(Given task):
Extract the records in full, leaving every picture out.
--- Information shown ---
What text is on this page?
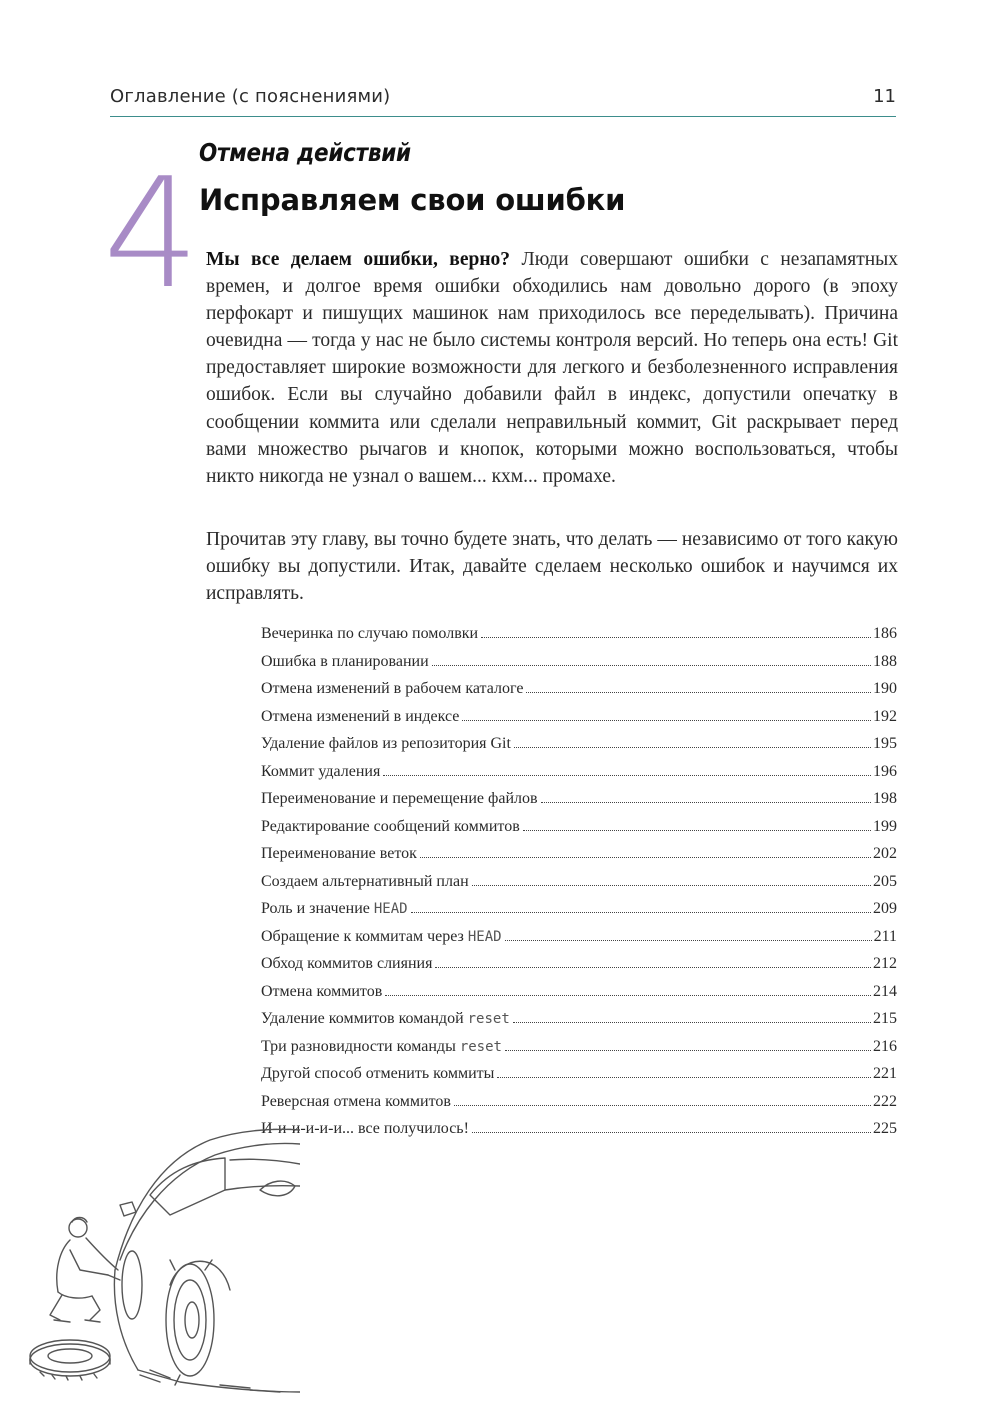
Оглавление (с пояснениями)	11
4 Отмена действий
Исправляем свои ошибки

Мы все делаем ошибки, верно? Люди совершают ошибки с незапамятных времен, и долгое время ошибки обходились нам довольно дорого (в эпоху перфокарт и пишущих машинок нам приходилось все переделывать). Причина очевидна — тогда у нас не было системы контроля версий. Но теперь она есть! Git предоставляет широкие возможности для легкого и безболезненного исправления ошибок. Если вы случайно добавили файл в индекс, допустили опечатку в сообщении коммита или сделали неправильный коммит, Git раскрывает перед вами множество рычагов и кнопок, которыми можно воспользоваться, чтобы никто никогда не узнал о вашем... кхм... промахе.

Прочитав эту главу, вы точно будете знать, что делать — независимо от того какую ошибку вы допустили. Итак, давайте сделаем несколько ошибок и научимся их исправлять.
Вечеринка по случаю помолвки	186
Ошибка в планировании	188
Отмена изменений в рабочем каталоге	190
Отмена изменений в индексе	192
Удаление файлов из репозитория Git	195
Коммит удаления	196
Переименование и перемещение файлов	198
Редактирование сообщений коммитов	199
Переименование веток	202
Создаем альтернативный план	205
Роль и значение HEAD	209
Обращение к коммитам через HEAD	211
Обход коммитов слияния	212
Отмена коммитов	214
Удаление коммитов командой reset	215
Три разновидности команды reset	216
Другой способ отменить коммиты	221
Реверсная отмена коммитов	222
И-и-и-и-и-и... все получилось!	225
---
(Worked solution):
What text is on this page?
Оглавление (с пояснениями)	11
4 Отмена действий
Исправляем свои ошибки

Мы все делаем ошибки, верно? Люди совершают ошибки с незапамятных времен, и долгое время ошибки обходились нам довольно дорого (в эпоху перфокарт и пишущих машинок нам приходилось все переделывать). Причина очевидна — тогда у нас не было системы контроля версий. Но теперь она есть! Git предоставляет широкие возможности для легкого и безболезненного исправления ошибок. Если вы случайно добавили файл в индекс, допустили опечатку в сообщении коммита или сделали неправильный коммит, Git раскрывает перед вами множество рычагов и кнопок, которыми можно воспользоваться, чтобы никто никогда не узнал о вашем... кхм... промахе.

Прочитав эту главу, вы точно будете знать, что делать — независимо от того какую ошибку вы допустили. Итак, давайте сделаем несколько ошибок и научимся их исправлять.
Вечеринка по случаю помолвки	186
Ошибка в планировании	188
Отмена изменений в рабочем каталоге	190
Отмена изменений в индексе	192
Удаление файлов из репозитория Git	195
Коммит удаления	196
Переименование и перемещение файлов	198
Редактирование сообщений коммитов	199
Переименование веток	202
Создаем альтернативный план	205
Роль и значение HEAD	209
Обращение к коммитам через HEAD	211
Обход коммитов слияния	212
Отмена коммитов	214
Удаление коммитов командой reset	215
Три разновидности команды reset	216
Другой способ отменить коммиты	221
Реверсная отмена коммитов	222
И-и-и-и-и-и... все получилось!	225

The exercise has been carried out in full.